### Short problem
The records below should be written out again, exactly.

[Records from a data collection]
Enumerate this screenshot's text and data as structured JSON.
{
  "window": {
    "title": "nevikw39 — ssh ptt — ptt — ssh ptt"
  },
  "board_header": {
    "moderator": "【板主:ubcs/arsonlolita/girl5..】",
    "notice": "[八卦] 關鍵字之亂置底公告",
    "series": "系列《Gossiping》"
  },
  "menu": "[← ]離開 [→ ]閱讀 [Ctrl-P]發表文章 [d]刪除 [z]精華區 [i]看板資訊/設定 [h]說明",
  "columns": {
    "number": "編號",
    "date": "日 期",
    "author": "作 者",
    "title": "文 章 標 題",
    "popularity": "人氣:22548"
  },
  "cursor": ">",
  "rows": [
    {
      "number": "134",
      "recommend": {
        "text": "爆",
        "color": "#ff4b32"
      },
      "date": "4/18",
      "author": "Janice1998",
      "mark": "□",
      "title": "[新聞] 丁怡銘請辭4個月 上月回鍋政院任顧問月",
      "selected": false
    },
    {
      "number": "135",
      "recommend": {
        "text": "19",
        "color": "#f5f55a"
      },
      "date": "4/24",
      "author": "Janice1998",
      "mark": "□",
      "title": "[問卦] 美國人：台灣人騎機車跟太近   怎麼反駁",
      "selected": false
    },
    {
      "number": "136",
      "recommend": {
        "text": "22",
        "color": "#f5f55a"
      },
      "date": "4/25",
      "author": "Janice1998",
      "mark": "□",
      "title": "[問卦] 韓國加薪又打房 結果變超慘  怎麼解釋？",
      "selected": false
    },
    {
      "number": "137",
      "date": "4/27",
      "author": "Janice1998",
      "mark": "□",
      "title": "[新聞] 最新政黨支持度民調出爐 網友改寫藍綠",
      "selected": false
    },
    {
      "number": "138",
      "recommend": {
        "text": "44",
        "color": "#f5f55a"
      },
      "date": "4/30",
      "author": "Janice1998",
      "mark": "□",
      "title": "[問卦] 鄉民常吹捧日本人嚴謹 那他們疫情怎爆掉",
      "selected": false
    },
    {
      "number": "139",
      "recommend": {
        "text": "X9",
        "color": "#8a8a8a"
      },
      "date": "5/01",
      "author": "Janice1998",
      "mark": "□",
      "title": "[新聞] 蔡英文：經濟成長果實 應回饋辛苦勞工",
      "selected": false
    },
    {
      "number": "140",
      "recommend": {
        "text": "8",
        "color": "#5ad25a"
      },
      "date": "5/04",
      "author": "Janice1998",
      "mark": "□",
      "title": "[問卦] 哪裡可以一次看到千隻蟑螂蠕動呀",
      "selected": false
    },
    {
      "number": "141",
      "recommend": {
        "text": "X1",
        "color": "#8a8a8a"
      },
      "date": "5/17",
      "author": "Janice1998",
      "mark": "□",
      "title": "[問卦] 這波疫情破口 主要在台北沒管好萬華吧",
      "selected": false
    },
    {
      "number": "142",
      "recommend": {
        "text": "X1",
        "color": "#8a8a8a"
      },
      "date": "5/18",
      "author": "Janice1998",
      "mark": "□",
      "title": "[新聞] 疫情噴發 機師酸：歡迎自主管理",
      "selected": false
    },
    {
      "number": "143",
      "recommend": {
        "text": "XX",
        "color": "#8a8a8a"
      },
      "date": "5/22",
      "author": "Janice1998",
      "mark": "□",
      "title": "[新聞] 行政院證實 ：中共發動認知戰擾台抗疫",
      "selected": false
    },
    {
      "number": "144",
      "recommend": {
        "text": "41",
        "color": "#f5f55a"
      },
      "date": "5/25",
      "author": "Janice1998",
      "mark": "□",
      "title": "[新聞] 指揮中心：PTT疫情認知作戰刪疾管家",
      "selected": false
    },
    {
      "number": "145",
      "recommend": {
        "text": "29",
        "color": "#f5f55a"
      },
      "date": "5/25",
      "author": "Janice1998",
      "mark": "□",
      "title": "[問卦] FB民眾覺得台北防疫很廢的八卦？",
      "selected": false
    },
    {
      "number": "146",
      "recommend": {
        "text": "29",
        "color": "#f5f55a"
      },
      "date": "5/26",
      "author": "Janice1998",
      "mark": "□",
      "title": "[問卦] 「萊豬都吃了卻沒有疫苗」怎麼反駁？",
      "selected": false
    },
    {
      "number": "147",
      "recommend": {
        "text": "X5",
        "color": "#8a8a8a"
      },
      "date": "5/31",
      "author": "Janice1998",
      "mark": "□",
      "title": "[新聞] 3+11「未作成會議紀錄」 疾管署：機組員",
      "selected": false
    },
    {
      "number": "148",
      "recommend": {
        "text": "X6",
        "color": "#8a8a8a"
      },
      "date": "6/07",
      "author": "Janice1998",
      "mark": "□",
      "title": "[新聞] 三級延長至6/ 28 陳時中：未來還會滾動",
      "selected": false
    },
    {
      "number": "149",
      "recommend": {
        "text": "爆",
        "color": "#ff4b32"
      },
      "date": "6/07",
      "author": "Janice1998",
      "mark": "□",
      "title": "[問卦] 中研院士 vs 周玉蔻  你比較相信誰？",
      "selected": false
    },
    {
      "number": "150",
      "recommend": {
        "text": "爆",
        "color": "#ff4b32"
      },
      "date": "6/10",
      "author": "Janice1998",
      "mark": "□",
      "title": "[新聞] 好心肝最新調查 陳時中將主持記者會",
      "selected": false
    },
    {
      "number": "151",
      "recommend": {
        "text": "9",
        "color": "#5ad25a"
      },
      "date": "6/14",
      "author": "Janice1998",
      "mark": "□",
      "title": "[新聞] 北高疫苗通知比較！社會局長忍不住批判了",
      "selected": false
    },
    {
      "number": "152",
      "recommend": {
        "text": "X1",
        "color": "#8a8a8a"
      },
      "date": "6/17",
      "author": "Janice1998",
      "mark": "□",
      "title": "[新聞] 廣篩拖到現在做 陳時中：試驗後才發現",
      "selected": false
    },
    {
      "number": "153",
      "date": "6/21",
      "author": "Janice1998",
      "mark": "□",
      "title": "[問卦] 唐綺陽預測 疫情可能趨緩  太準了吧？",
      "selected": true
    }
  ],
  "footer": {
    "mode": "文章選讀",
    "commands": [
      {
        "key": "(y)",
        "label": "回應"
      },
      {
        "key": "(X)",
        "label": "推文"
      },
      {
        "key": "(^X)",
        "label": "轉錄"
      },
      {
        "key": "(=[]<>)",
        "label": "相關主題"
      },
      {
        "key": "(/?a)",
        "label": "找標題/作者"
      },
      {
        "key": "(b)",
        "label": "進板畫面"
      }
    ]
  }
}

### Expected answer
Enumerate this screenshot's text and data as structured JSON.
{
  "window": {
    "title": "nevikw39 — ssh ptt — ptt — ssh ptt"
  },
  "board_header": {
    "moderator": "【板主:ubcs/arsonlolita/girl5..】",
    "notice": "[八卦] 關鍵字之亂置底公告",
    "series": "系列《Gossiping》"
  },
  "menu": "[← ]離開 [→ ]閱讀 [Ctrl-P]發表文章 [d]刪除 [z]精華區 [i]看板資訊/設定 [h]說明",
  "columns": {
    "number": "編號",
    "date": "日 期",
    "author": "作 者",
    "title": "文 章 標 題",
    "popularity": "人氣:22548"
  },
  "cursor": ">",
  "rows": [
    {
      "number": "134",
      "recommend": {
        "text": "爆",
        "color": "#ff4b32"
      },
      "date": "4/18",
      "author": "Janice1998",
      "mark": "□",
      "title": "[新聞] 丁怡銘請辭4個月 上月回鍋政院任顧問月",
      "selected": false
    },
    {
      "number": "135",
      "recommend": {
        "text": "19",
        "color": "#f5f55a"
      },
      "date": "4/24",
      "author": "Janice1998",
      "mark": "□",
      "title": "[問卦] 美國人：台灣人騎機車跟太近   怎麼反駁",
      "selected": false
    },
    {
      "number": "136",
      "recommend": {
        "text": "22",
        "color": "#f5f55a"
      },
      "date": "4/25",
      "author": "Janice1998",
      "mark": "□",
      "title": "[問卦] 韓國加薪又打房 結果變超慘  怎麼解釋？",
      "selected": false
    },
    {
      "number": "137",
      "date": "4/27",
      "author": "Janice1998",
      "mark": "□",
      "title": "[新聞] 最新政黨支持度民調出爐 網友改寫藍綠",
      "selected": false
    },
    {
      "number": "138",
      "recommend": {
        "text": "44",
        "color": "#f5f55a"
      },
      "date": "4/30",
      "author": "Janice1998",
      "mark": "□",
      "title": "[問卦] 鄉民常吹捧日本人嚴謹 那他們疫情怎爆掉",
      "selected": false
    },
    {
      "number": "139",
      "recommend": {
        "text": "X9",
        "color": "#8a8a8a"
      },
      "date": "5/01",
      "author": "Janice1998",
      "mark": "□",
      "title": "[新聞] 蔡英文：經濟成長果實 應回饋辛苦勞工",
      "selected": false
    },
    {
      "number": "140",
      "recommend": {
        "text": "8",
        "color": "#5ad25a"
      },
      "date": "5/04",
      "author": "Janice1998",
      "mark": "□",
      "title": "[問卦] 哪裡可以一次看到千隻蟑螂蠕動呀",
      "selected": false
    },
    {
      "number": "141",
      "recommend": {
        "text": "X1",
        "color": "#8a8a8a"
      },
      "date": "5/17",
      "author": "Janice1998",
      "mark": "□",
      "title": "[問卦] 這波疫情破口 主要在台北沒管好萬華吧",
      "selected": false
    },
    {
      "number": "142",
      "recommend": {
        "text": "X1",
        "color": "#8a8a8a"
      },
      "date": "5/18",
      "author": "Janice1998",
      "mark": "□",
      "title": "[新聞] 疫情噴發 機師酸：歡迎自主管理",
      "selected": false
    },
    {
      "number": "143",
      "recommend": {
        "text": "XX",
        "color": "#8a8a8a"
      },
      "date": "5/22",
      "author": "Janice1998",
      "mark": "□",
      "title": "[新聞] 行政院證實 ：中共發動認知戰擾台抗疫",
      "selected": false
    },
    {
      "number": "144",
      "recommend": {
        "text": "41",
        "color": "#f5f55a"
      },
      "date": "5/25",
      "author": "Janice1998",
      "mark": "□",
      "title": "[新聞] 指揮中心：PTT疫情認知作戰刪疾管家",
      "selected": false
    },
    {
      "number": "145",
      "recommend": {
        "text": "29",
        "color": "#f5f55a"
      },
      "date": "5/25",
      "author": "Janice1998",
      "mark": "□",
      "title": "[問卦] FB民眾覺得台北防疫很廢的八卦？",
      "selected": false
    },
    {
      "number": "146",
      "recommend": {
        "text": "29",
        "color": "#f5f55a"
      },
      "date": "5/26",
      "author": "Janice1998",
      "mark": "□",
      "title": "[問卦] 「萊豬都吃了卻沒有疫苗」怎麼反駁？",
      "selected": false
    },
    {
      "number": "147",
      "recommend": {
        "text": "X5",
        "color": "#8a8a8a"
      },
      "date": "5/31",
      "author": "Janice1998",
      "mark": "□",
      "title": "[新聞] 3+11「未作成會議紀錄」 疾管署：機組員",
      "selected": false
    },
    {
      "number": "148",
      "recommend": {
        "text": "X6",
        "color": "#8a8a8a"
      },
      "date": "6/07",
      "author": "Janice1998",
      "mark": "□",
      "title": "[新聞] 三級延長至6/ 28 陳時中：未來還會滾動",
      "selected": false
    },
    {
      "number": "149",
      "recommend": {
        "text": "爆",
        "color": "#ff4b32"
      },
      "date": "6/07",
      "author": "Janice1998",
      "mark": "□",
      "title": "[問卦] 中研院士 vs 周玉蔻  你比較相信誰？",
      "selected": false
    },
    {
      "number": "150",
      "recommend": {
        "text": "爆",
        "color": "#ff4b32"
      },
      "date": "6/10",
      "author": "Janice1998",
      "mark": "□",
      "title": "[新聞] 好心肝最新調查 陳時中將主持記者會",
      "selected": false
    },
    {
      "number": "151",
      "recommend": {
        "text": "9",
        "color": "#5ad25a"
      },
      "date": "6/14",
      "author": "Janice1998",
      "mark": "□",
      "title": "[新聞] 北高疫苗通知比較！社會局長忍不住批判了",
      "selected": false
    },
    {
      "number": "152",
      "recommend": {
        "text": "X1",
        "color": "#8a8a8a"
      },
      "date": "6/17",
      "author": "Janice1998",
      "mark": "□",
      "title": "[新聞] 廣篩拖到現在做 陳時中：試驗後才發現",
      "selected": false
    },
    {
      "number": "153",
      "date": "6/21",
      "author": "Janice1998",
      "mark": "□",
      "title": "[問卦] 唐綺陽預測 疫情可能趨緩  太準了吧？",
      "selected": true
    }
  ],
  "footer": {
    "mode": "文章選讀",
    "commands": [
      {
        "key": "(y)",
        "label": "回應"
      },
      {
        "key": "(X)",
        "label": "推文"
      },
      {
        "key": "(^X)",
        "label": "轉錄"
      },
      {
        "key": "(=[]<>)",
        "label": "相關主題"
      },
      {
        "key": "(/?a)",
        "label": "找標題/作者"
      },
      {
        "key": "(b)",
        "label": "進板畫面"
      }
    ]
  }
}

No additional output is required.